Which lines in the records below contain the word "What"? Copy each one out.

START Supplied entries

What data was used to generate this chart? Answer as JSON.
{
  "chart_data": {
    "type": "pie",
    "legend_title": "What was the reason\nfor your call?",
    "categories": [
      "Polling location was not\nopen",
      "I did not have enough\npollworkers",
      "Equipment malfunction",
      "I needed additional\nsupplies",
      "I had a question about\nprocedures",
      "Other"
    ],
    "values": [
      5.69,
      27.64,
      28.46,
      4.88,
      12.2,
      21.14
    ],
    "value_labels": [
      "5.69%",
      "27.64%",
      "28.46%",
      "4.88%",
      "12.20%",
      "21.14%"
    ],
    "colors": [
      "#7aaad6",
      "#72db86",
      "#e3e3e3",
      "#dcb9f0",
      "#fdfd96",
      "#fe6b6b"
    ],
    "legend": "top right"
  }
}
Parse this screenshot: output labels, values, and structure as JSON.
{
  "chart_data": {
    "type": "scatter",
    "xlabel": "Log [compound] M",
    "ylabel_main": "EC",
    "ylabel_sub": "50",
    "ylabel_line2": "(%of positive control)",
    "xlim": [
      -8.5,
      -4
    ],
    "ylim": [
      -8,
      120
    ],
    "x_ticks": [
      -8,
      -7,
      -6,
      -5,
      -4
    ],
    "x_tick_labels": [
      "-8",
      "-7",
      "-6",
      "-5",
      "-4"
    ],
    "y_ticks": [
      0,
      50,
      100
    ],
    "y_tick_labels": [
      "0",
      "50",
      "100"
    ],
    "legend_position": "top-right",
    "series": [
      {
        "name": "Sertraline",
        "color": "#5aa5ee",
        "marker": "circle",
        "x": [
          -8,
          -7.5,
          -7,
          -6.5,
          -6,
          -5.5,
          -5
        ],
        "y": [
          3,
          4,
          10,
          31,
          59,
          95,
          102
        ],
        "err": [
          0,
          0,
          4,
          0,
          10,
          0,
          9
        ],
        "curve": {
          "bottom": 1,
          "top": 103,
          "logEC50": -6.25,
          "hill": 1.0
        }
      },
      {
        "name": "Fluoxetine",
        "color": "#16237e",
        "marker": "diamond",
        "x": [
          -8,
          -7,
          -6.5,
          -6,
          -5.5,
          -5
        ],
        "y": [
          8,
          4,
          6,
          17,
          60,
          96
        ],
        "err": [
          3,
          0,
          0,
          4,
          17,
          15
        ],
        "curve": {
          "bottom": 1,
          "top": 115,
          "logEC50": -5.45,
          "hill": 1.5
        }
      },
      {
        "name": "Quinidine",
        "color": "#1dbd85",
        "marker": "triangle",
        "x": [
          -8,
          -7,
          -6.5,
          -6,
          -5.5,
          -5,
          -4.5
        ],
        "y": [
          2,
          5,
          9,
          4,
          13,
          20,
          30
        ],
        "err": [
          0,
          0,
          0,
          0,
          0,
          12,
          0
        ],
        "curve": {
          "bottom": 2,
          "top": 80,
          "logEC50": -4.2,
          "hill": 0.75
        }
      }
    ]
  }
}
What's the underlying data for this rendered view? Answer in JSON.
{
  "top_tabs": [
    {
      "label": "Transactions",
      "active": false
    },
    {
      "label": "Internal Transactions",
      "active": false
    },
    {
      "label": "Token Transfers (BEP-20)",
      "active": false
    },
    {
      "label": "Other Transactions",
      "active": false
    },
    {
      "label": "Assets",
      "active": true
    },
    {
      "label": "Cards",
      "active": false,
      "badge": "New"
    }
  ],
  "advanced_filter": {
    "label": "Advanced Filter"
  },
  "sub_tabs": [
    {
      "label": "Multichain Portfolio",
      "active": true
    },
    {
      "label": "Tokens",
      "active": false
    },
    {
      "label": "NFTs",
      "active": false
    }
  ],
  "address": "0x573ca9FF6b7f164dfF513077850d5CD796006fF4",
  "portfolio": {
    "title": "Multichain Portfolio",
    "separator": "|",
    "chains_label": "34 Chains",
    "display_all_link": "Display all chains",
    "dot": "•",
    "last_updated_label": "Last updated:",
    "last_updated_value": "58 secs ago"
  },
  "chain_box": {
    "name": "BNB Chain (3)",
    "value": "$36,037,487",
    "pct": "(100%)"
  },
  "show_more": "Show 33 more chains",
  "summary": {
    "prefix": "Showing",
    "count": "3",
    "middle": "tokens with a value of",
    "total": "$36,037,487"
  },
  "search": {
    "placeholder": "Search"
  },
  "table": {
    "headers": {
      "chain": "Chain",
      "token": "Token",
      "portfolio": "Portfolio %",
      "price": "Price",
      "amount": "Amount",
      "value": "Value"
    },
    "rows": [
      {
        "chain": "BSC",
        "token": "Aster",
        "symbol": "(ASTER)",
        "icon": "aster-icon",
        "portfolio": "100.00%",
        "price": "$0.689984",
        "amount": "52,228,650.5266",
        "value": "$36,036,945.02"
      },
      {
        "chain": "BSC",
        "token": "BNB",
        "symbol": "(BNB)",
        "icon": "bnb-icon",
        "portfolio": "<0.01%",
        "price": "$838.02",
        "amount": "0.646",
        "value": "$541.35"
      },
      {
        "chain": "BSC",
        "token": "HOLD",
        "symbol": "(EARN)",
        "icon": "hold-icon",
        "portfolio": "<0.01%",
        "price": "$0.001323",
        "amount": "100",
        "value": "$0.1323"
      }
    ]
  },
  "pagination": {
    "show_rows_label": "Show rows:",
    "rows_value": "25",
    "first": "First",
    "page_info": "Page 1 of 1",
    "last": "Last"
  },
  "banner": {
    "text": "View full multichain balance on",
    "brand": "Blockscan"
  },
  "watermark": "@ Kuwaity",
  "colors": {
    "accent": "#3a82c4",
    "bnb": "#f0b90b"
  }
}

END Supplied entries

- _Final answer_:
What data was used to generate this chart? Answer as JSON.
    "legend_title": "What was the reason\nfor your call?",
What's the underlying data for this rendered view? Answer in JSON.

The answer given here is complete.